== Exercise instructions ==
Print the data below word for word, starting at its first line and ending with the line that contains "- venue-column-header: Venue".

== Excerpted data ==
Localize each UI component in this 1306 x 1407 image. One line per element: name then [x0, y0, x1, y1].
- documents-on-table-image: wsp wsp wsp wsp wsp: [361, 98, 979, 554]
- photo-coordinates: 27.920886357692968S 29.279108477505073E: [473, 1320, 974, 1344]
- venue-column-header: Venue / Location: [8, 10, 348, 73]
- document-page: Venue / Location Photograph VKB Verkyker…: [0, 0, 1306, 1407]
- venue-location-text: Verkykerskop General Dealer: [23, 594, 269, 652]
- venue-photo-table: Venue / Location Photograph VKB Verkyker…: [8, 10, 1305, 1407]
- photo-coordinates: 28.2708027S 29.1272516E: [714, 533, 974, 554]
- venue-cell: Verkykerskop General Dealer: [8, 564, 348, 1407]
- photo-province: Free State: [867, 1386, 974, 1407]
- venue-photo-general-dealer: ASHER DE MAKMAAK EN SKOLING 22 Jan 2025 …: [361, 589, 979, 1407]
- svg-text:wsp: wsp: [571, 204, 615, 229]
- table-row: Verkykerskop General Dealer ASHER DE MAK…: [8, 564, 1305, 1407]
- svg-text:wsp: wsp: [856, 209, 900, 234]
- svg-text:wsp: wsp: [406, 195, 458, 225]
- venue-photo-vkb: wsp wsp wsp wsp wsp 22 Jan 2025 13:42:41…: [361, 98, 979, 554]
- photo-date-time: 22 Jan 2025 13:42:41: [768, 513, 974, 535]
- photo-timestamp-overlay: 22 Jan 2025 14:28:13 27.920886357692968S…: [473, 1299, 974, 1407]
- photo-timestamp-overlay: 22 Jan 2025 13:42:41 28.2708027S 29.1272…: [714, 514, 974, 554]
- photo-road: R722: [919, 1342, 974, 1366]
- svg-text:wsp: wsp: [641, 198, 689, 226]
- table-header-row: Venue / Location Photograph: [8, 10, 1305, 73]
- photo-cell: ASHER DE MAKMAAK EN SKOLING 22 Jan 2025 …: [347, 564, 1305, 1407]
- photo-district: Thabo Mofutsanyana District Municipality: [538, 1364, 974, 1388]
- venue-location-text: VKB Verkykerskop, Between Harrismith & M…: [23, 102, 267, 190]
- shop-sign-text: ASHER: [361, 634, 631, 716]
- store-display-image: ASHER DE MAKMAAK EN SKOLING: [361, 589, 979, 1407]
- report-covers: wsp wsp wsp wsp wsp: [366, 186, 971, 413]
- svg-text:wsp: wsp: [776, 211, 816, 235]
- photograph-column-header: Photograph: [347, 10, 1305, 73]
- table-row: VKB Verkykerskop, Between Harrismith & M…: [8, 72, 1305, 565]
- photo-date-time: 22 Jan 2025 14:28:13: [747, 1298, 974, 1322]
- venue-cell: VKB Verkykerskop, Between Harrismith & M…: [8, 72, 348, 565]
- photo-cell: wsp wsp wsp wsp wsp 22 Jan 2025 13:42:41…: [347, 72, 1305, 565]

== Answer to the task ==
Localize each UI component in this 1306 x 1407 image. One line per element: name then [x0, y0, x1, y1].
- documents-on-table-image: wsp wsp wsp wsp wsp: [361, 98, 979, 554]
- photo-coordinates: 27.920886357692968S 29.279108477505073E: [473, 1320, 974, 1344]
- venue-column-header: Venue / Location: [8, 10, 348, 73]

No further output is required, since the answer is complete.